(Description of the task)
Answer these questions using the combustion chamber claims below.
(a) What is packed into the hollow spaces among the walls of the partition?
(b) According to claim 2, what ceramic material makes up the head liner, the partition and the thin layer?
(c) By what process is the thin layer formed on the inner surface of the compound body?

(Provided passage)

8. A method of producing a heat insulating combustion chamber, comprising the steps of:
forming a head liner consisting of a lower surface portion of a head, which is composed of a ceramic material, and an upper portion of a cylinder liner, which is formed integrally with said lower surface portion of said head and composed of a ceramic material,
forming a partition of a ceramic material to the shape of a lattice so that said partition has a contour permitting said partition to be fitted in a contacting state into the whole of the inner surface of said head liner,
packing carbon powder in hollow spaces among the walls of said partition to form a compound body consisting of a ceramic material and carbon,
polishing the inner surface of said compound body so that the inner surfaces of said partition and said carbon are exposed alternately,
fitting said compound body in said head liner, which consists of said lower surface portion of said head and said upper portion of said cylinder liner, in such a manner that the outer surface of the former contacts the inner surface of the latter,
subjecting a ceramic material to chemical vapor deposition after said compound body has been fitted in said head liner, so as to form a thin layer on the inner surface of said compound body, and
covering the whole of the inner surface of said compound body with said thin layer which is formed by said chemical vapor deposition of a ceramic material, to combine said partition and said thin layer with each other.
2. A heat insulating combustion chamber according to claim 1, wherein said ceramic material consisting said head liner, said partition and said thin layer is silicon nitride.
3. A heat insulating combustion chamber according to claim 1, wherein said thin layer is bonded to said partition by chemical vapor deposition of a ceramic material.
4. A heat insulating combustion chamber according to claim 1, wherein said carbon is packed in the hollow spaces among the walls of said partition so that density and thermal conductivity thereof becomes low.
5. A heat insulating combustion chamber according to claim 1, wherein a part of said carbon packed in the hollow spaces among the walls of said partition reacts with oxygen, which exists among said walls, during a chemical vapor deposition operation, so that said carbon among said walls are formed into porous structures.

Spatial layout data
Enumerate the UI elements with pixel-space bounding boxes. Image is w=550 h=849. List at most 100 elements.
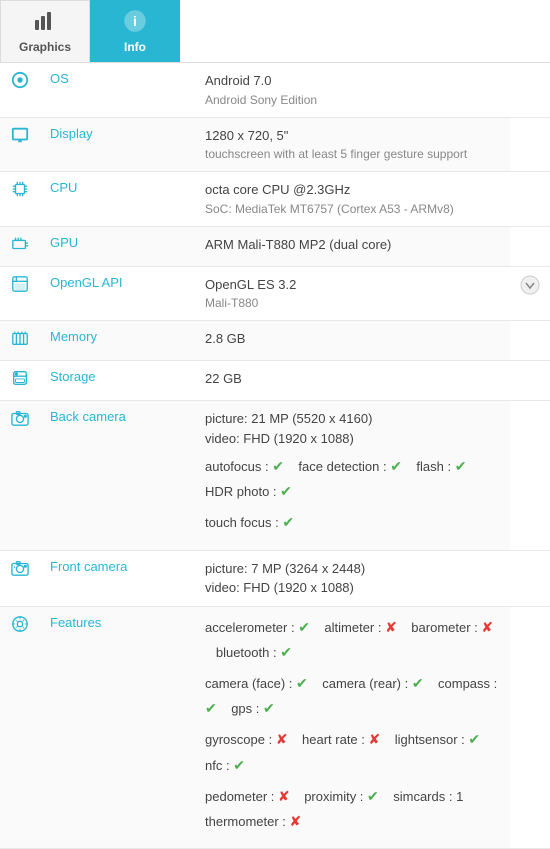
compass-val: ✔ bbox=[205, 700, 217, 716]
heart-rate-label: heart rate : bbox=[302, 732, 365, 747]
front-camera-picture: picture: 7 MP (3264 x 2448) bbox=[205, 559, 500, 579]
back-camera-specs-line2: touch focus : ✔ bbox=[205, 510, 500, 535]
hdr-check: ✔ bbox=[280, 483, 292, 499]
gpu-main: ARM Mali-T880 MP2 (dual core) bbox=[205, 235, 500, 255]
row-opengl: OpenGL API OpenGL ES 3.2 Mali-T880 bbox=[0, 266, 550, 321]
os-sub: Android Sony Edition bbox=[205, 91, 500, 109]
features-line3: gyroscope : ✘ heart rate : ✘ lightsensor… bbox=[205, 727, 500, 777]
autofocus-check: ✔ bbox=[272, 458, 284, 474]
tab-graphics-label: Graphics bbox=[19, 40, 71, 54]
memory-label: Memory bbox=[40, 321, 195, 361]
graphics-icon bbox=[33, 10, 57, 38]
back-camera-label: Back camera bbox=[40, 401, 195, 551]
memory-value: 2.8 GB bbox=[195, 321, 510, 361]
gyroscope-val: ✘ bbox=[276, 731, 288, 747]
back-camera-specs-line1: autofocus : ✔ face detection : ✔ flash :… bbox=[205, 454, 500, 504]
features-label: Features bbox=[40, 606, 195, 849]
cpu-icon bbox=[0, 172, 40, 227]
opengl-sub: Mali-T880 bbox=[205, 294, 500, 312]
cpu-value: octa core CPU @2.3GHz SoC: MediaTek MT67… bbox=[195, 172, 510, 227]
os-value: Android 7.0 Android Sony Edition bbox=[195, 63, 510, 117]
nfc-label: nfc : bbox=[205, 758, 230, 773]
flash-label: flash : bbox=[416, 459, 451, 474]
info-table: OS Android 7.0 Android Sony Edition Disp… bbox=[0, 63, 550, 849]
gps-label: gps : bbox=[231, 701, 259, 716]
display-main: 1280 x 720, 5" bbox=[205, 126, 500, 146]
storage-icon bbox=[0, 361, 40, 401]
features-line2: camera (face) : ✔ camera (rear) : ✔ comp… bbox=[205, 671, 500, 721]
opengl-main: OpenGL ES 3.2 bbox=[205, 275, 500, 295]
gpu-label: GPU bbox=[40, 226, 195, 266]
row-display: Display 1280 x 720, 5" touchscreen with … bbox=[0, 117, 550, 172]
camera-rear-val: ✔ bbox=[412, 675, 424, 691]
camera-face-val: ✔ bbox=[296, 675, 308, 691]
thermometer-label: thermometer : bbox=[205, 814, 286, 829]
cpu-sub: SoC: MediaTek MT6757 (Cortex A53 - ARMv8… bbox=[205, 200, 500, 218]
features-line4: pedometer : ✘ proximity : ✔ simcards : 1… bbox=[205, 784, 500, 834]
opengl-icon bbox=[0, 266, 40, 321]
info-icon: i bbox=[124, 10, 146, 38]
accelerometer-label: accelerometer : bbox=[205, 620, 295, 635]
nfc-val: ✔ bbox=[233, 757, 245, 773]
touch-focus-label: touch focus : bbox=[205, 515, 279, 530]
opengl-dropdown-icon[interactable] bbox=[510, 266, 550, 321]
back-camera-video: video: FHD (1920 x 1088) bbox=[205, 429, 500, 449]
back-camera-picture: picture: 21 MP (5520 x 4160) bbox=[205, 409, 500, 429]
row-front-camera: Front camera picture: 7 MP (3264 x 2448)… bbox=[0, 550, 550, 606]
simcards-label: simcards : bbox=[393, 789, 452, 804]
row-gpu: GPU ARM Mali-T880 MP2 (dual core) bbox=[0, 226, 550, 266]
front-camera-video: video: FHD (1920 x 1088) bbox=[205, 578, 500, 598]
accelerometer-val: ✔ bbox=[298, 619, 310, 635]
display-value: 1280 x 720, 5" touchscreen with at least… bbox=[195, 117, 510, 172]
bluetooth-val: ✔ bbox=[280, 644, 292, 660]
flash-check: ✔ bbox=[455, 458, 467, 474]
storage-main: 22 GB bbox=[205, 369, 500, 389]
os-main: Android 7.0 bbox=[205, 71, 500, 91]
tab-graphics[interactable]: Graphics bbox=[0, 0, 90, 62]
memory-icon bbox=[0, 321, 40, 361]
display-label: Display bbox=[40, 117, 195, 172]
features-line1: accelerometer : ✔ altimeter : ✘ baromete… bbox=[205, 615, 500, 665]
features-value: accelerometer : ✔ altimeter : ✘ baromete… bbox=[195, 606, 510, 849]
front-camera-label: Front camera bbox=[40, 550, 195, 606]
touch-focus-check: ✔ bbox=[282, 514, 294, 530]
proximity-label: proximity : bbox=[304, 789, 363, 804]
camera-rear-label: camera (rear) : bbox=[322, 676, 408, 691]
altimeter-label: altimeter : bbox=[324, 620, 381, 635]
gyroscope-label: gyroscope : bbox=[205, 732, 272, 747]
gps-val: ✔ bbox=[263, 700, 275, 716]
cpu-main: octa core CPU @2.3GHz bbox=[205, 180, 500, 200]
storage-label: Storage bbox=[40, 361, 195, 401]
os-icon bbox=[0, 63, 40, 117]
compass-label: compass : bbox=[438, 676, 497, 691]
barometer-val: ✘ bbox=[481, 619, 493, 635]
thermometer-val: ✘ bbox=[290, 813, 302, 829]
tab-info-label: Info bbox=[124, 40, 146, 54]
barometer-label: barometer : bbox=[411, 620, 477, 635]
front-camera-icon bbox=[0, 550, 40, 606]
features-icon bbox=[0, 606, 40, 849]
row-memory: Memory 2.8 GB bbox=[0, 321, 550, 361]
front-camera-value: picture: 7 MP (3264 x 2448) video: FHD (… bbox=[195, 550, 510, 606]
row-cpu: CPU octa core CPU @2.3GHz SoC: MediaTek … bbox=[0, 172, 550, 227]
tab-info[interactable]: i Info bbox=[90, 0, 180, 62]
tab-bar: Graphics i Info bbox=[0, 0, 550, 63]
row-os: OS Android 7.0 Android Sony Edition bbox=[0, 63, 550, 117]
cpu-label: CPU bbox=[40, 172, 195, 227]
altimeter-val: ✘ bbox=[385, 619, 397, 635]
heart-rate-val: ✘ bbox=[369, 731, 381, 747]
gpu-icon bbox=[0, 226, 40, 266]
camera-face-label: camera (face) : bbox=[205, 676, 292, 691]
opengl-value: OpenGL ES 3.2 Mali-T880 bbox=[195, 266, 510, 321]
hdr-label: HDR photo : bbox=[205, 484, 277, 499]
opengl-label: OpenGL API bbox=[40, 266, 195, 321]
proximity-val: ✔ bbox=[367, 788, 379, 804]
row-storage: Storage 22 GB bbox=[0, 361, 550, 401]
memory-main: 2.8 GB bbox=[205, 329, 500, 349]
svg-text:i: i bbox=[133, 13, 137, 29]
face-detection-label: face detection : bbox=[298, 459, 386, 474]
row-features: Features accelerometer : ✔ altimeter : ✘… bbox=[0, 606, 550, 849]
gpu-value: ARM Mali-T880 MP2 (dual core) bbox=[195, 226, 510, 266]
storage-value: 22 GB bbox=[195, 361, 510, 401]
pedometer-val: ✘ bbox=[278, 788, 290, 804]
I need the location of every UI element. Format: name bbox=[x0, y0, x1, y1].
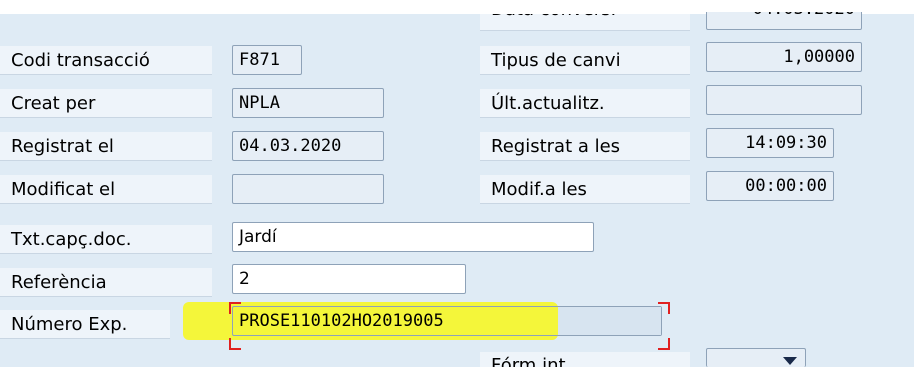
label-ult-actualitz: Últ.actualitz. bbox=[480, 89, 690, 118]
focus-bracket-bl bbox=[229, 338, 241, 350]
focus-bracket-br bbox=[658, 338, 670, 350]
label-form-int: Fórm.int bbox=[480, 352, 690, 367]
label-tipus-de-canvi: Tipus de canvi bbox=[480, 46, 690, 75]
chevron-down-icon[interactable] bbox=[783, 357, 797, 365]
field-creat-per[interactable]: NPLA bbox=[232, 88, 384, 118]
field-ult-actualitz[interactable] bbox=[706, 85, 862, 115]
field-txt-capc-doc[interactable]: Jardí bbox=[232, 222, 594, 252]
label-codi-transaccio: Codi transacció bbox=[0, 46, 212, 75]
field-numero-exp-tail bbox=[558, 307, 661, 335]
field-referencia[interactable]: 2 bbox=[232, 264, 466, 294]
field-modif-a-les[interactable]: 00:00:00 bbox=[706, 171, 834, 201]
focus-bracket-tl bbox=[229, 302, 241, 314]
field-modificat-el[interactable] bbox=[232, 174, 384, 204]
field-registrat-a-les[interactable]: 14:09:30 bbox=[706, 128, 834, 158]
window-top-edge bbox=[0, 0, 914, 14]
label-registrat-el: Registrat el bbox=[0, 132, 212, 161]
label-referencia: Referència bbox=[0, 268, 212, 297]
label-registrat-a-les: Registrat a les bbox=[480, 132, 690, 161]
label-numero-exp: Número Exp. bbox=[0, 310, 170, 339]
field-codi-transaccio[interactable]: F871 bbox=[232, 45, 302, 75]
field-form-int-dropdown[interactable] bbox=[706, 348, 806, 367]
label-modificat-el: Modificat el bbox=[0, 175, 212, 204]
label-txt-capc-doc: Txt.capç.doc. bbox=[0, 225, 212, 254]
label-modif-a-les: Modif.a les bbox=[480, 175, 690, 204]
field-registrat-el[interactable]: 04.03.2020 bbox=[232, 131, 384, 161]
focus-bracket-tr bbox=[658, 302, 670, 314]
label-creat-per: Creat per bbox=[0, 89, 212, 118]
field-tipus-de-canvi[interactable]: 1,00000 bbox=[706, 42, 862, 72]
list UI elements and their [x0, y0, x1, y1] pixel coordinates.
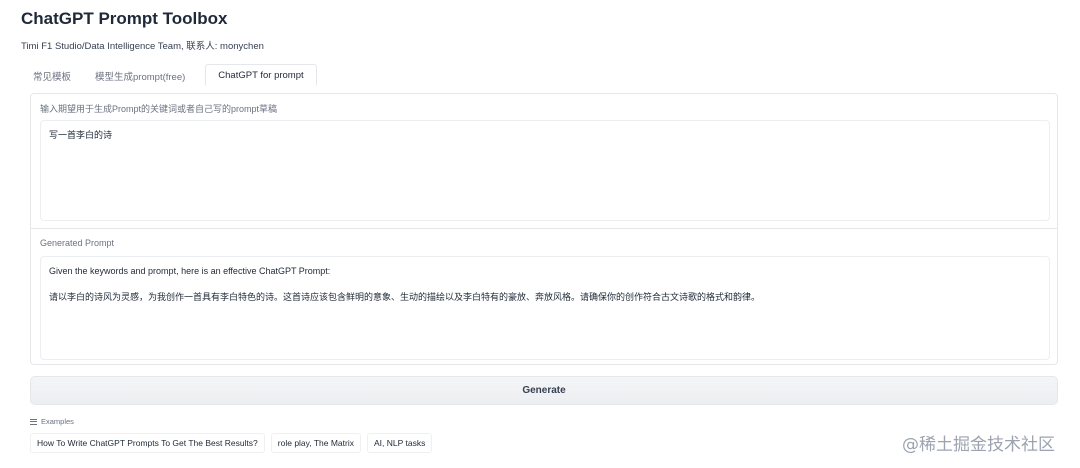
tab-chatgpt-for-prompt[interactable]: ChatGPT for prompt [205, 64, 317, 86]
list-icon [30, 418, 37, 425]
page-subtitle: Timi F1 Studio/Data Intelligence Team, 联… [21, 41, 264, 52]
generated-prompt-body: 请以李白的诗风为灵感，为我创作一首具有李白特色的诗。这首诗应该包含鲜明的意象、生… [49, 292, 761, 303]
generated-prompt-output[interactable]: Given the keywords and prompt, here is a… [40, 256, 1050, 360]
generated-prompt-intro: Given the keywords and prompt, here is a… [49, 266, 331, 276]
input-label: 输入期望用于生成Prompt的关键词或者自己写的prompt草稿 [40, 104, 278, 114]
app-root: ChatGPT Prompt Toolbox Timi F1 Studio/Da… [0, 0, 1080, 468]
generate-button[interactable]: Generate [30, 376, 1058, 405]
examples-label: Examples [41, 417, 74, 426]
tab-common-templates[interactable]: 常见模板 [21, 66, 83, 86]
panel-divider [31, 228, 1057, 229]
example-chip[interactable]: How To Write ChatGPT Prompts To Get The … [30, 433, 265, 453]
keyword-input[interactable]: 写一首李白的诗 [40, 120, 1050, 221]
tab-bar: 常见模板 模型生成prompt(free) ChatGPT for prompt [21, 64, 317, 86]
examples-header: Examples [30, 417, 74, 426]
example-chip[interactable]: role play, The Matrix [270, 433, 361, 453]
page-title: ChatGPT Prompt Toolbox [21, 9, 228, 28]
examples-list: How To Write ChatGPT Prompts To Get The … [30, 433, 438, 453]
tab-panel: 输入期望用于生成Prompt的关键词或者自己写的prompt草稿 写一首李白的诗… [30, 93, 1058, 365]
example-chip[interactable]: AI, NLP tasks [367, 433, 433, 453]
output-label: Generated Prompt [40, 238, 115, 248]
tab-model-generate-prompt[interactable]: 模型生成prompt(free) [83, 66, 197, 86]
watermark: @稀土掘金技术社区 [902, 435, 1055, 455]
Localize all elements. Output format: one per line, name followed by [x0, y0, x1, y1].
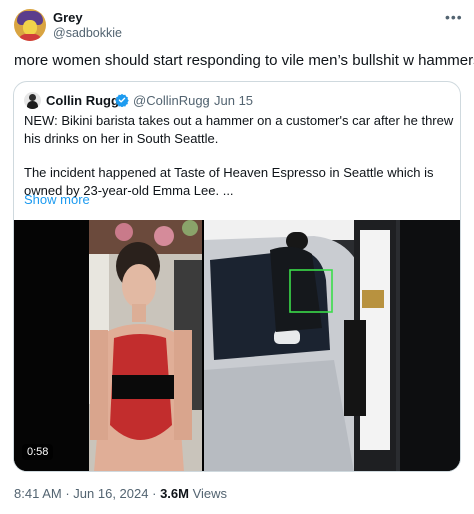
- video-thumbnail-drive-thru[interactable]: [204, 220, 460, 471]
- quoted-media[interactable]: 0:58: [14, 220, 460, 471]
- quoted-author-avatar[interactable]: [24, 92, 41, 109]
- quoted-tweet[interactable]: Collin Rugg @CollinRugg · Jun 15 NEW: Bi…: [13, 81, 461, 472]
- meta-separator-2: ·: [152, 486, 157, 501]
- quoted-paragraph-1: NEW: Bikini barista takes out a hammer o…: [24, 113, 454, 146]
- quoted-separator: ·: [205, 93, 210, 108]
- video-duration: 0:58: [22, 444, 54, 460]
- meta-separator: ·: [65, 486, 70, 501]
- author-avatar[interactable]: [14, 9, 46, 41]
- author-handle[interactable]: @sadbokkie: [53, 26, 122, 40]
- show-more-link[interactable]: Show more: [24, 192, 90, 207]
- quoted-author-handle[interactable]: @CollinRugg: [133, 93, 210, 108]
- video-thumbnail-barista[interactable]: 0:58: [14, 220, 202, 471]
- views-count: 3.6M: [160, 486, 189, 501]
- tweet-time[interactable]: 8:41 AM: [14, 486, 62, 501]
- tweet-text: more women should start responding to vi…: [14, 52, 474, 69]
- verified-badge-icon: [115, 93, 129, 107]
- views-label: Views: [192, 486, 228, 501]
- author-name[interactable]: Grey: [53, 10, 83, 25]
- tweet-date[interactable]: Jun 16, 2024: [73, 486, 148, 501]
- tweet-meta: 8:41 AM · Jun 16, 2024 · 3.6M Views: [14, 486, 227, 501]
- quoted-date[interactable]: Jun 15: [214, 93, 253, 108]
- more-horizontal-icon[interactable]: •••: [445, 9, 463, 25]
- quoted-author-name[interactable]: Collin Rugg: [46, 93, 119, 108]
- quoted-text: NEW: Bikini barista takes out a hammer o…: [24, 112, 454, 199]
- tweet[interactable]: Grey @sadbokkie ••• more women should st…: [0, 0, 474, 514]
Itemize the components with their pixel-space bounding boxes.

(Full solution)
(a) Carbon powder.
(b) Silicon nitride.
(c) Chemical vapor deposition of a ceramic material.